What this task involves: Write the data out again exactly, with no pictures.

Supplied entries:
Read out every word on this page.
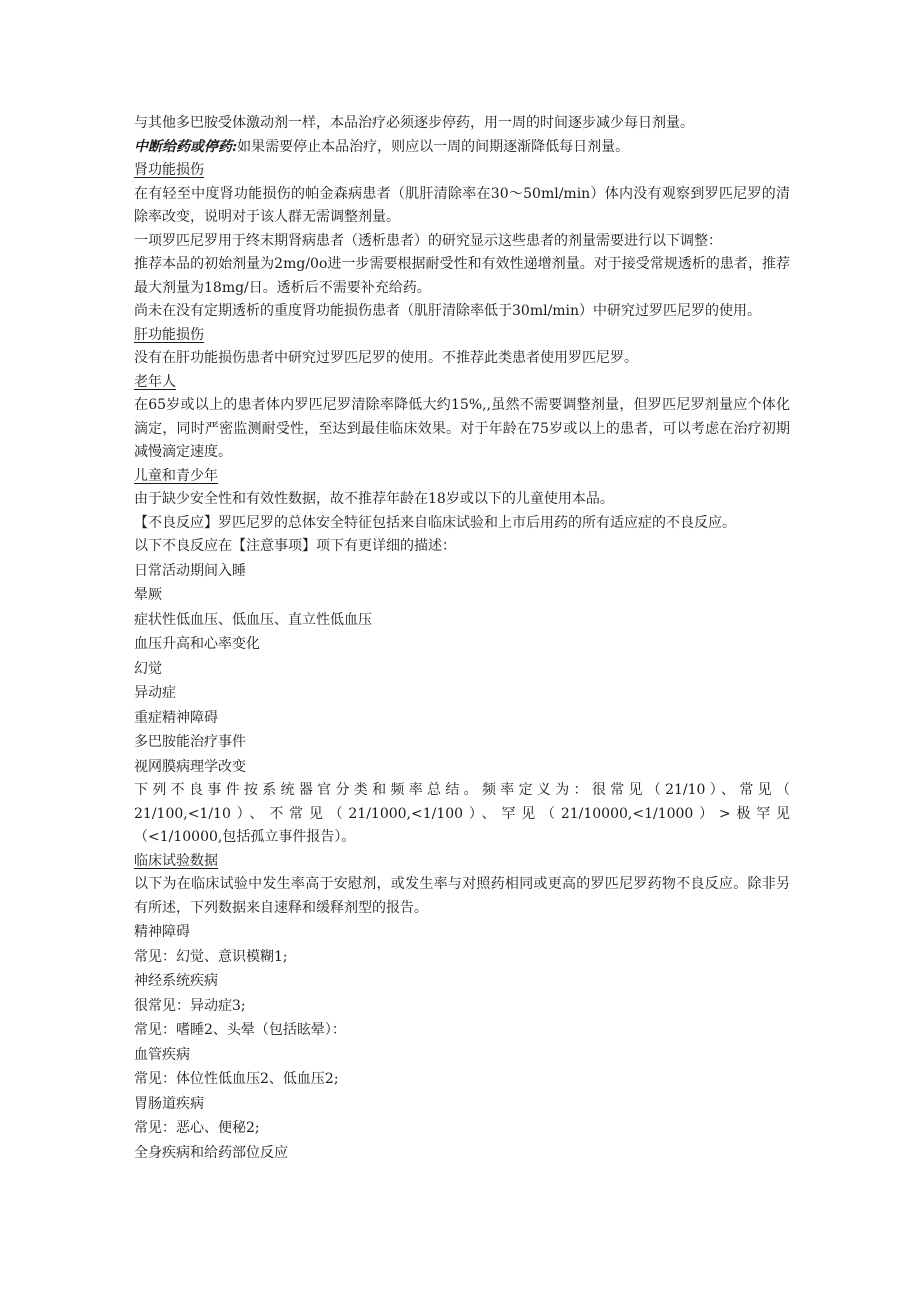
与其他多巴胺受体激动剂一样，本品治疗必须逐步停药，用一周的时间逐步减少每日剂量。

中断给药或停药:如果需要停止本品治疗，则应以一周的间期逐渐降低每日剂量。

肾功能损伤

在有轻至中度肾功能损伤的帕金森病患者（肌肝清除率在30～50ml/min）体内没有观察到罗匹尼罗的清除率改变，说明对于该人群无需调整剂量。

一项罗匹尼罗用于终末期肾病患者（透析患者）的研究显示这些患者的剂量需要进行以下调整：

推荐本品的初始剂量为2mg/0o进一步需要根据耐受性和有效性递增剂量。对于接受常规透析的患者，推荐最大剂量为18mg/日。透析后不需要补充给药。

尚未在没有定期透析的重度肾功能损伤患者（肌肝清除率低于30ml/min）中研究过罗匹尼罗的使用。

肝功能损伤

没有在肝功能损伤患者中研究过罗匹尼罗的使用。不推荐此类患者使用罗匹尼罗。

老年人

在65岁或以上的患者体内罗匹尼罗清除率降低大约15%,,虽然不需要调整剂量，但罗匹尼罗剂量应个体化滴定，同时严密监测耐受性，至达到最佳临床效果。对于年龄在75岁或以上的患者，可以考虑在治疗初期减慢滴定速度。

儿童和青少年

由于缺少安全性和有效性数据，故不推荐年龄在18岁或以下的儿童使用本品。

【不良反应】罗匹尼罗的总体安全特征包括来自临床试验和上市后用药的所有适应症的不良反应。

以下不良反应在【注意事项】项下有更详细的描述：

日常活动期间入睡

晕厥

症状性低血压、低血压、直立性低血压

血压升高和心率变化

幻觉

异动症

重症精神障碍

多巴胺能治疗事件

视网膜病理学改变

下列不良事件按系统器官分类和频率总结。频率定义为：很常见（21/10）、常见（

21/100,<1/10）、不常见（21/1000,<1/100）、罕见（21/10000,<1/1000）>极罕见

（<1/10000,包括孤立事件报告）。

临床试验数据

以下为在临床试验中发生率高于安慰剂，或发生率与对照药相同或更高的罗匹尼罗药物不良反应。除非另有所述，下列数据来自速释和缓释剂型的报告。

精神障碍

常见：幻觉、意识模糊1;

神经系统疾病

很常见：异动症3;

常见：嗜睡2、头晕（包括眩晕）：

血管疾病

常见：体位性低血压2、低血压2;

胃肠道疾病

常见：恶心、便秘2;

全身疾病和给药部位反应
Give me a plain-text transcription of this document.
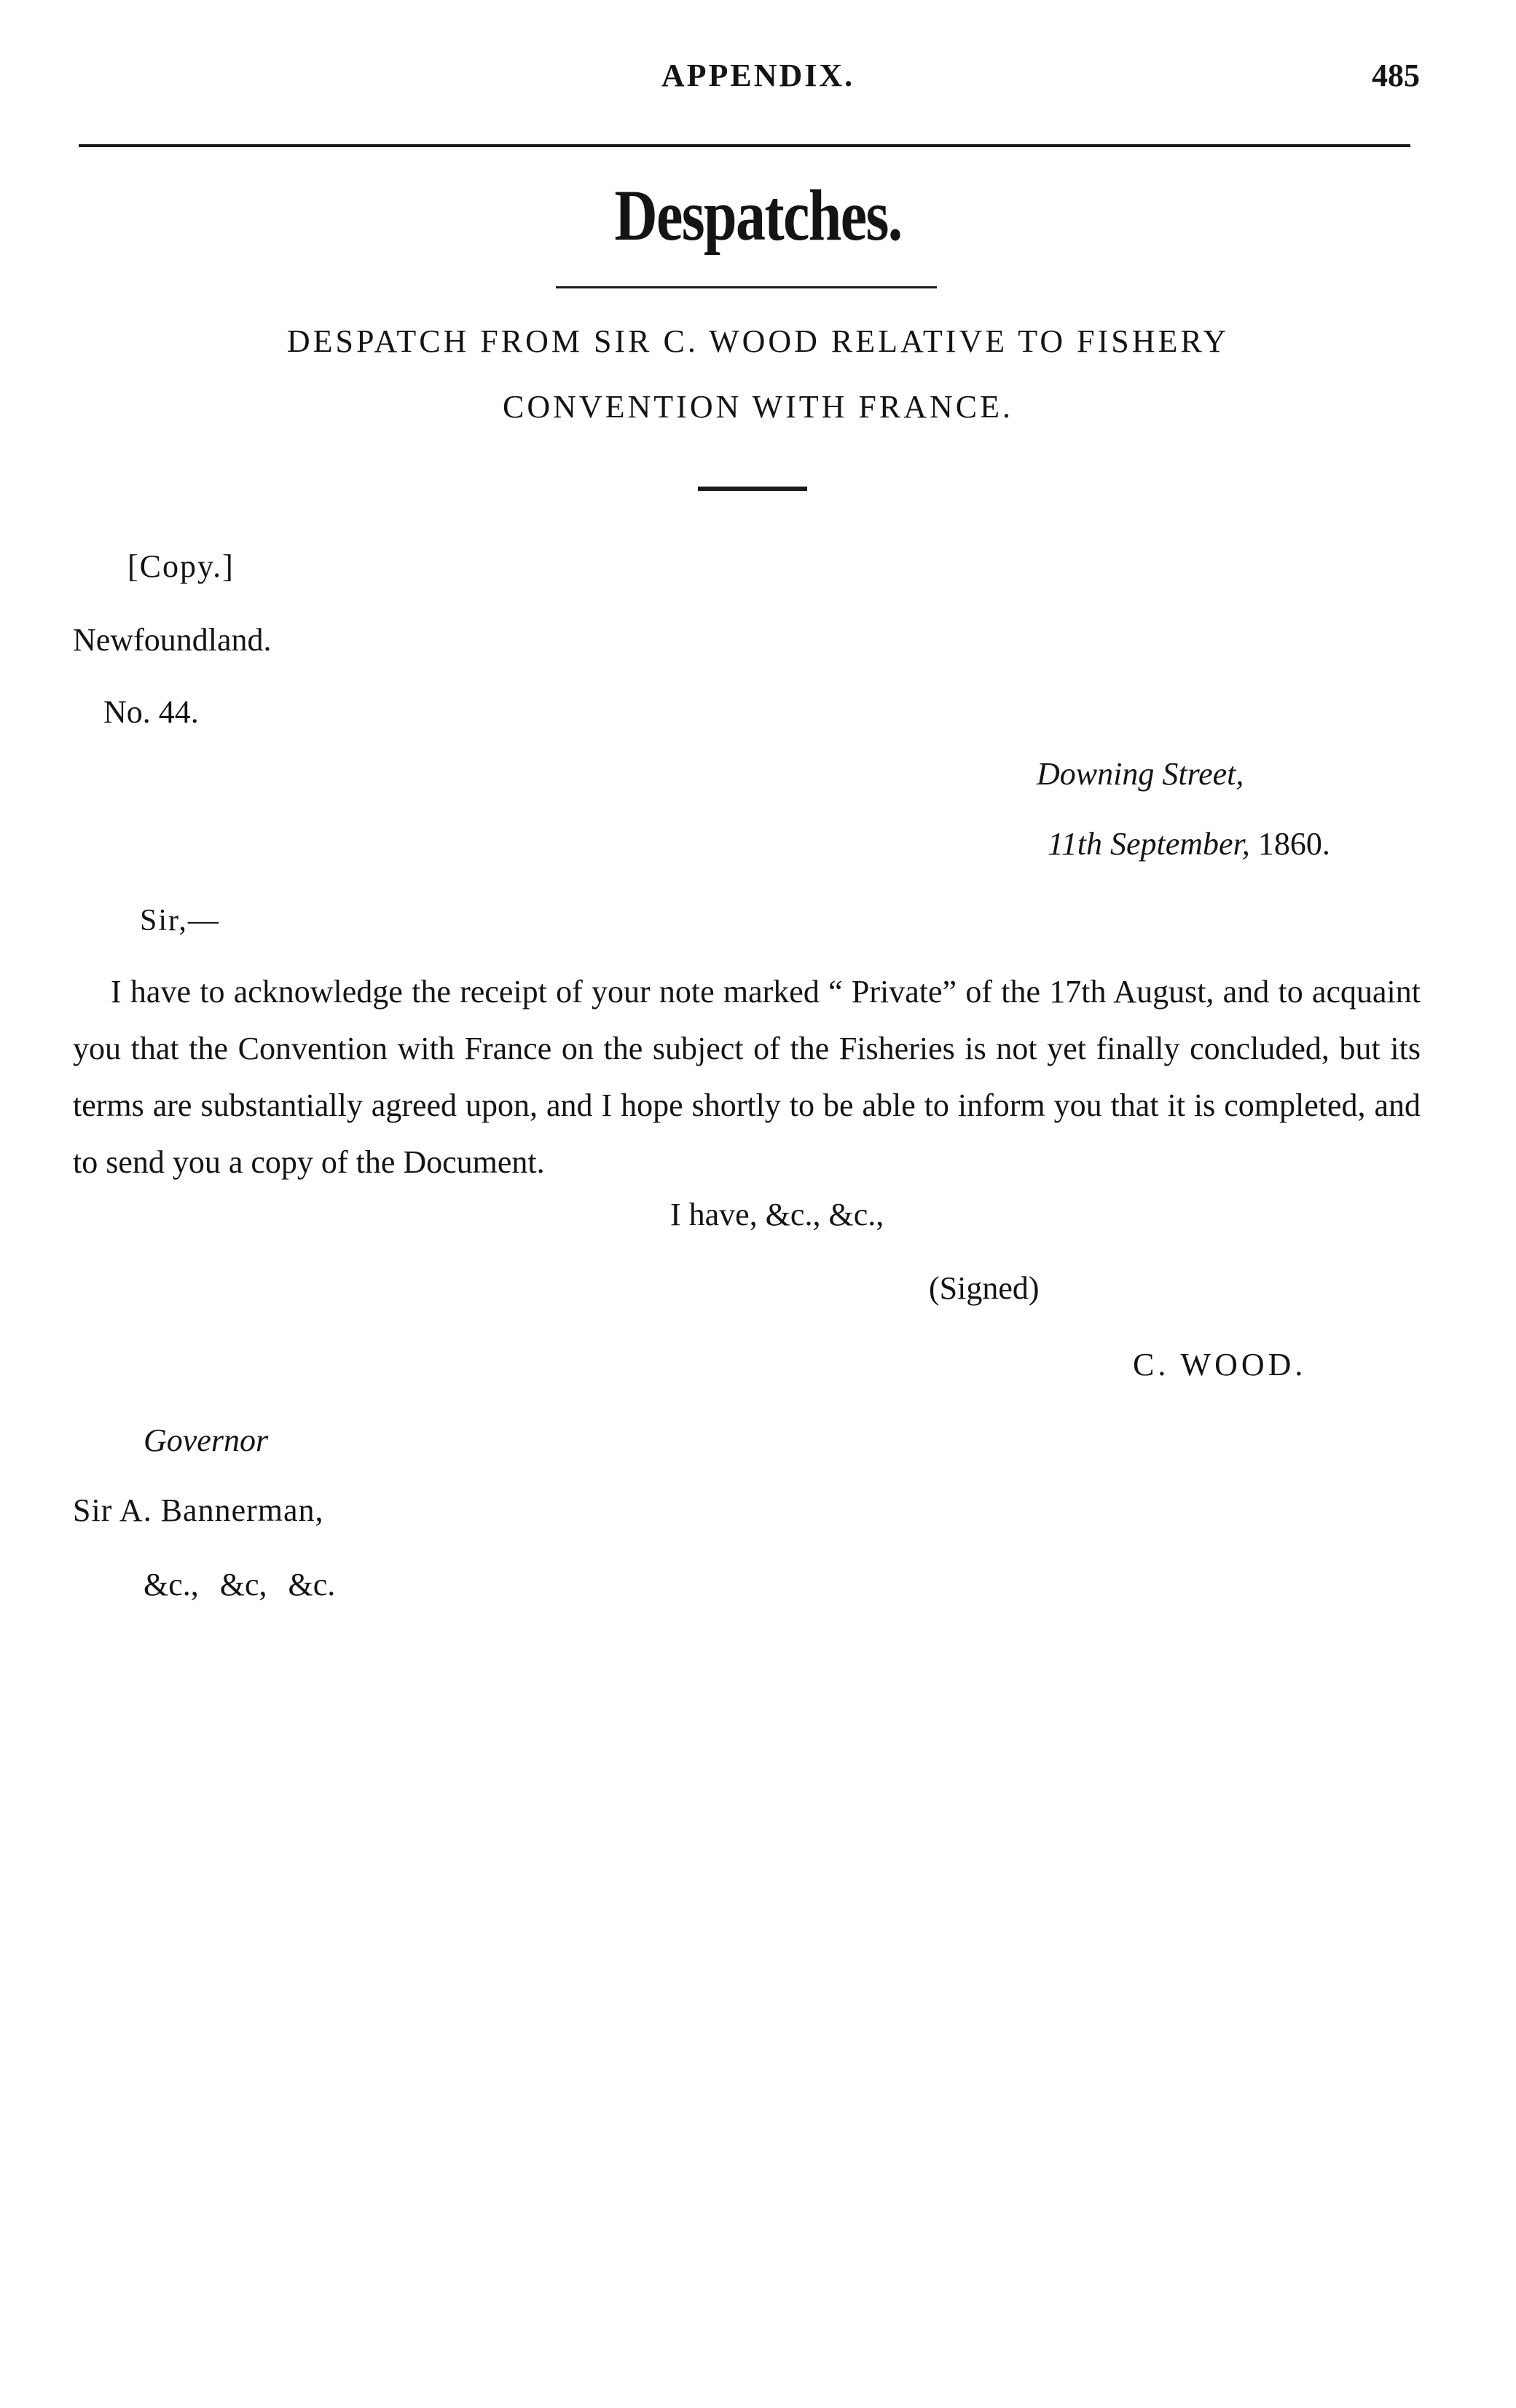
APPENDIX.	485
Despatches.
DESPATCH FROM SIR C. WOOD RELATIVE TO FISHERY
CONVENTION WITH FRANCE.
[Copy.]
Newfoundland.
No. 44.
Downing Street,
11th September, 1860.
Sir,—
I have to acknowledge the receipt of your note marked “ Private” of the 17th August, and to acquaint you that the Convention with France on the subject of the Fisheries is not yet finally concluded, but its terms are substantially agreed upon, and I hope shortly to be able to inform you that it is completed, and to send you a copy of the Document.
I have, &c., &c.,
(Signed)
C. WOOD.
Governor
Sir A. Bannerman,
&c., &c, &c.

Result for this exercise:
Read out every word on this page.
与其他多巴胺受体激动剂一样，本品治疗必须逐步停药，用一周的时间逐步减少每日剂量。

中断给药或停药:如果需要停止本品治疗，则应以一周的间期逐渐降低每日剂量。

肾功能损伤

在有轻至中度肾功能损伤的帕金森病患者（肌肝清除率在30～50ml/min）体内没有观察到罗匹尼罗的清除率改变，说明对于该人群无需调整剂量。

一项罗匹尼罗用于终末期肾病患者（透析患者）的研究显示这些患者的剂量需要进行以下调整：

推荐本品的初始剂量为2mg/0o进一步需要根据耐受性和有效性递增剂量。对于接受常规透析的患者，推荐最大剂量为18mg/日。透析后不需要补充给药。

尚未在没有定期透析的重度肾功能损伤患者（肌肝清除率低于30ml/min）中研究过罗匹尼罗的使用。

肝功能损伤

没有在肝功能损伤患者中研究过罗匹尼罗的使用。不推荐此类患者使用罗匹尼罗。

老年人

在65岁或以上的患者体内罗匹尼罗清除率降低大约15%,,虽然不需要调整剂量，但罗匹尼罗剂量应个体化滴定，同时严密监测耐受性，至达到最佳临床效果。对于年龄在75岁或以上的患者，可以考虑在治疗初期减慢滴定速度。

儿童和青少年

由于缺少安全性和有效性数据，故不推荐年龄在18岁或以下的儿童使用本品。

【不良反应】罗匹尼罗的总体安全特征包括来自临床试验和上市后用药的所有适应症的不良反应。

以下不良反应在【注意事项】项下有更详细的描述：

日常活动期间入睡

晕厥

症状性低血压、低血压、直立性低血压

血压升高和心率变化

幻觉

异动症

重症精神障碍

多巴胺能治疗事件

视网膜病理学改变

下列不良事件按系统器官分类和频率总结。频率定义为：很常见（21/10）、常见（

21/100,<1/10）、不常见（21/1000,<1/100）、罕见（21/10000,<1/1000）>极罕见

（<1/10000,包括孤立事件报告）。

临床试验数据

以下为在临床试验中发生率高于安慰剂，或发生率与对照药相同或更高的罗匹尼罗药物不良反应。除非另有所述，下列数据来自速释和缓释剂型的报告。

精神障碍

常见：幻觉、意识模糊1;

神经系统疾病

很常见：异动症3;

常见：嗜睡2、头晕（包括眩晕）：

血管疾病

常见：体位性低血压2、低血压2;

胃肠道疾病

常见：恶心、便秘2;

全身疾病和给药部位反应
Give me a plain-text transcription of this document.
APPENDIX.	485
Despatches.
DESPATCH FROM SIR C. WOOD RELATIVE TO FISHERY
CONVENTION WITH FRANCE.
[Copy.]
Newfoundland.
No. 44.
Downing Street,
11th September, 1860.
Sir,—
I have to acknowledge the receipt of your note marked “ Private” of the 17th August, and to acquaint you that the Convention with France on the subject of the Fisheries is not yet finally concluded, but its terms are substantially agreed upon, and I hope shortly to be able to inform you that it is completed, and to send you a copy of the Document.
I have, &c., &c.,
(Signed)
C. WOOD.
Governor
Sir A. Bannerman,
&c., &c, &c.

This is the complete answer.